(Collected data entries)
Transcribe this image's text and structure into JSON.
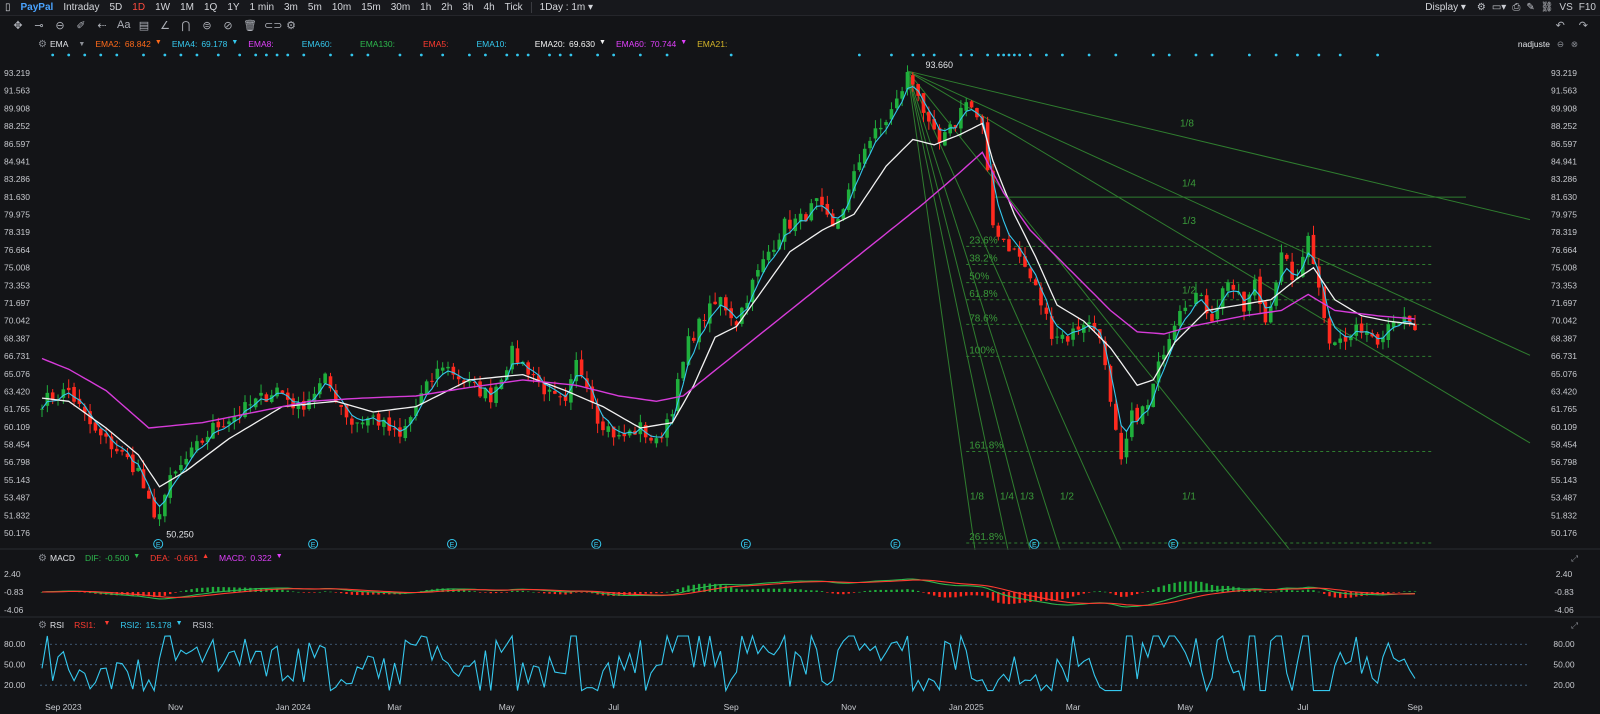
{
  "topbar": {
    "symbol": "PayPal",
    "timeframes": [
      "Intraday",
      "5D",
      "1D",
      "1W",
      "1M",
      "1Q",
      "1Y",
      "1 min",
      "3m",
      "5m",
      "10m",
      "15m",
      "30m",
      "1h",
      "2h",
      "3h",
      "4h",
      "Tick"
    ],
    "active_timeframe": "1D",
    "interval": "1Day : 1m",
    "display": "Display",
    "vs_label": "VS",
    "f10_label": "F10"
  },
  "main_legend": {
    "indicator": "EMA",
    "items": [
      {
        "label": "EMA2:",
        "value": "68.842",
        "color": "#ff6a1a",
        "arrow": "▼"
      },
      {
        "label": "EMA4:",
        "value": "69.178",
        "color": "#35c8ee",
        "arrow": "▼"
      },
      {
        "label": "EMA8:",
        "value": "",
        "color": "#e040fb",
        "arrow": ""
      },
      {
        "label": "EMA60:",
        "value": "",
        "color": "#35c8ee",
        "arrow": ""
      },
      {
        "label": "EMA130:",
        "value": "",
        "color": "#2db84d",
        "arrow": ""
      },
      {
        "label": "EMA5:",
        "value": "",
        "color": "#ff3b30",
        "arrow": ""
      },
      {
        "label": "EMA10:",
        "value": "",
        "color": "#35c8ee",
        "arrow": ""
      },
      {
        "label": "EMA20:",
        "value": "69.630",
        "color": "#f2f2f2",
        "arrow": "▼"
      },
      {
        "label": "EMA60:",
        "value": "70.744",
        "color": "#e040fb",
        "arrow": "▼"
      },
      {
        "label": "EMA21:",
        "value": "",
        "color": "#d4b429",
        "arrow": ""
      }
    ],
    "adjust_label": "nadjuste"
  },
  "macd_legend": {
    "indicator": "MACD",
    "items": [
      {
        "label": "DIF:",
        "value": "-0.500",
        "color": "#2db84d",
        "arrow": "▼"
      },
      {
        "label": "DEA:",
        "value": "-0.661",
        "color": "#ff3b30",
        "arrow": "▲"
      },
      {
        "label": "MACD:",
        "value": "0.322",
        "color": "#e040fb",
        "arrow": "▼"
      }
    ]
  },
  "rsi_legend": {
    "indicator": "RSI",
    "items": [
      {
        "label": "RSI1:",
        "value": "",
        "color": "#ff3b30",
        "arrow": "▼"
      },
      {
        "label": "RSI2:",
        "value": "15.178",
        "color": "#35c8ee",
        "arrow": "▼"
      },
      {
        "label": "RSI3:",
        "value": "",
        "color": "#c9cbd1",
        "arrow": ""
      }
    ]
  },
  "chart_data": {
    "type": "line",
    "title": "PayPal 1D",
    "y_ticks": [
      "93.219",
      "91.563",
      "89.908",
      "88.252",
      "86.597",
      "84.941",
      "83.286",
      "81.630",
      "79.975",
      "78.319",
      "76.664",
      "75.008",
      "73.353",
      "71.697",
      "70.042",
      "68.387",
      "66.731",
      "65.076",
      "63.420",
      "61.765",
      "60.109",
      "58.454",
      "56.798",
      "55.143",
      "53.487",
      "51.832",
      "50.176"
    ],
    "ylim": [
      50.176,
      93.219
    ],
    "x_labels": [
      "Sep 2023",
      "Nov",
      "Jan 2024",
      "Mar",
      "May",
      "Jul",
      "Sep",
      "Nov",
      "Jan 2025",
      "Mar",
      "May",
      "Jul",
      "Sep"
    ],
    "x_index": [
      4,
      25,
      47,
      66,
      87,
      107,
      129,
      151,
      173,
      193,
      214,
      236,
      257
    ],
    "n_bars": 258,
    "high_label": "93.660",
    "low_label": "50.250",
    "price_anchors": [
      [
        0,
        62.5
      ],
      [
        5,
        63.5
      ],
      [
        10,
        59.5
      ],
      [
        14,
        58
      ],
      [
        18,
        56
      ],
      [
        21,
        51.2
      ],
      [
        24,
        55
      ],
      [
        27,
        57
      ],
      [
        32,
        60
      ],
      [
        37,
        61.5
      ],
      [
        44,
        63.7
      ],
      [
        48,
        61.8
      ],
      [
        53,
        64.5
      ],
      [
        58,
        60.5
      ],
      [
        62,
        61
      ],
      [
        67,
        59
      ],
      [
        71,
        63
      ],
      [
        75,
        66
      ],
      [
        80,
        64
      ],
      [
        84,
        63
      ],
      [
        88,
        67
      ],
      [
        92,
        65
      ],
      [
        95,
        63
      ],
      [
        98,
        62
      ],
      [
        100,
        66
      ],
      [
        102,
        64.5
      ],
      [
        104,
        61
      ],
      [
        108,
        59
      ],
      [
        112,
        60
      ],
      [
        115,
        58.5
      ],
      [
        118,
        62
      ],
      [
        121,
        68
      ],
      [
        124,
        70.5
      ],
      [
        127,
        72
      ],
      [
        130,
        70
      ],
      [
        133,
        73.5
      ],
      [
        136,
        76.5
      ],
      [
        139,
        79
      ],
      [
        142,
        79.5
      ],
      [
        145,
        81
      ],
      [
        148,
        78.5
      ],
      [
        151,
        82
      ],
      [
        154,
        86.5
      ],
      [
        157,
        88
      ],
      [
        160,
        90.5
      ],
      [
        162,
        93
      ],
      [
        164,
        91.5
      ],
      [
        166,
        88
      ],
      [
        168,
        86.5
      ],
      [
        171,
        88.5
      ],
      [
        173,
        91
      ],
      [
        175,
        89
      ],
      [
        176,
        88
      ],
      [
        178,
        79
      ],
      [
        181,
        77
      ],
      [
        183,
        76
      ],
      [
        186,
        73
      ],
      [
        189,
        69
      ],
      [
        192,
        68.5
      ],
      [
        195,
        70
      ],
      [
        198,
        69
      ],
      [
        200,
        62
      ],
      [
        202,
        56.5
      ],
      [
        204,
        61
      ],
      [
        207,
        62
      ],
      [
        210,
        67.5
      ],
      [
        213,
        71.5
      ],
      [
        216,
        72.5
      ],
      [
        219,
        70.5
      ],
      [
        222,
        74
      ],
      [
        225,
        71
      ],
      [
        227,
        73.5
      ],
      [
        229,
        70
      ],
      [
        232,
        76
      ],
      [
        235,
        73.5
      ],
      [
        237,
        78.5
      ],
      [
        239,
        73
      ],
      [
        241,
        68.5
      ],
      [
        244,
        68
      ],
      [
        247,
        69.5
      ],
      [
        250,
        68.5
      ],
      [
        253,
        70.5
      ],
      [
        256,
        69.5
      ],
      [
        257,
        68.8
      ]
    ],
    "ema_slow_anchors": [
      [
        0,
        66.5
      ],
      [
        5,
        65.5
      ],
      [
        12,
        63.5
      ],
      [
        20,
        60
      ],
      [
        30,
        60.5
      ],
      [
        40,
        61.5
      ],
      [
        50,
        62.5
      ],
      [
        60,
        62.8
      ],
      [
        70,
        63
      ],
      [
        80,
        63.8
      ],
      [
        90,
        64.5
      ],
      [
        100,
        64
      ],
      [
        108,
        63
      ],
      [
        115,
        62.5
      ],
      [
        120,
        63
      ],
      [
        125,
        65
      ],
      [
        135,
        69
      ],
      [
        145,
        73
      ],
      [
        155,
        77
      ],
      [
        165,
        81
      ],
      [
        172,
        84
      ],
      [
        176,
        85.8
      ],
      [
        180,
        82
      ],
      [
        185,
        78.5
      ],
      [
        190,
        76
      ],
      [
        195,
        73.5
      ],
      [
        200,
        71
      ],
      [
        205,
        69
      ],
      [
        210,
        68.8
      ],
      [
        215,
        69.5
      ],
      [
        225,
        70.5
      ],
      [
        232,
        71
      ],
      [
        237,
        72.5
      ],
      [
        242,
        71
      ],
      [
        250,
        70.5
      ],
      [
        257,
        70.2
      ]
    ],
    "ema_mid_anchors": [
      [
        0,
        62.8
      ],
      [
        5,
        62.5
      ],
      [
        12,
        60
      ],
      [
        18,
        57.5
      ],
      [
        22,
        54.5
      ],
      [
        27,
        56
      ],
      [
        35,
        59
      ],
      [
        45,
        62
      ],
      [
        55,
        62.5
      ],
      [
        62,
        61.5
      ],
      [
        70,
        62
      ],
      [
        80,
        64.5
      ],
      [
        90,
        65
      ],
      [
        98,
        63.5
      ],
      [
        105,
        62
      ],
      [
        112,
        60
      ],
      [
        118,
        60.5
      ],
      [
        122,
        64
      ],
      [
        126,
        68.5
      ],
      [
        130,
        69.5
      ],
      [
        135,
        73
      ],
      [
        140,
        76.5
      ],
      [
        146,
        78.5
      ],
      [
        152,
        80
      ],
      [
        158,
        84.5
      ],
      [
        163,
        87
      ],
      [
        167,
        86.5
      ],
      [
        172,
        87.5
      ],
      [
        176,
        88.5
      ],
      [
        178,
        85
      ],
      [
        182,
        80
      ],
      [
        186,
        76
      ],
      [
        190,
        71.5
      ],
      [
        195,
        70
      ],
      [
        200,
        67.5
      ],
      [
        205,
        64
      ],
      [
        208,
        64.5
      ],
      [
        212,
        68
      ],
      [
        218,
        71
      ],
      [
        224,
        71.5
      ],
      [
        230,
        72
      ],
      [
        235,
        74
      ],
      [
        238,
        75
      ],
      [
        242,
        72
      ],
      [
        247,
        70.5
      ],
      [
        252,
        70
      ],
      [
        257,
        69.7
      ]
    ],
    "fib_labels": [
      "23.6%",
      "38.2%",
      "50%",
      "61.8%",
      "78.6%",
      "100%",
      "161.8%",
      "261.8%"
    ],
    "fib_levels": [
      77.0,
      75.3,
      73.6,
      72.0,
      69.7,
      66.7,
      57.8,
      43.8
    ],
    "fan_labels": [
      "1/8",
      "1/4",
      "1/3",
      "1/2",
      "1/1"
    ],
    "fan_left_labels": [
      "1/8",
      "1/4",
      "1/3",
      "1/2"
    ],
    "macd_ticks": [
      "2.40",
      "-0.83",
      "-4.06"
    ],
    "macd_ylim": [
      -4.06,
      2.4
    ],
    "rsi_ticks": [
      "80.00",
      "50.00",
      "20.00"
    ],
    "rsi_ylim": [
      10,
      95
    ]
  }
}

DIRECTIONS:
Only lines that contain the word "indicator" are wanted; copy each of them.

WRITTEN ANSWER:
    "indicator": "EMA",
    "indicator": "MACD",
    "indicator": "RSI",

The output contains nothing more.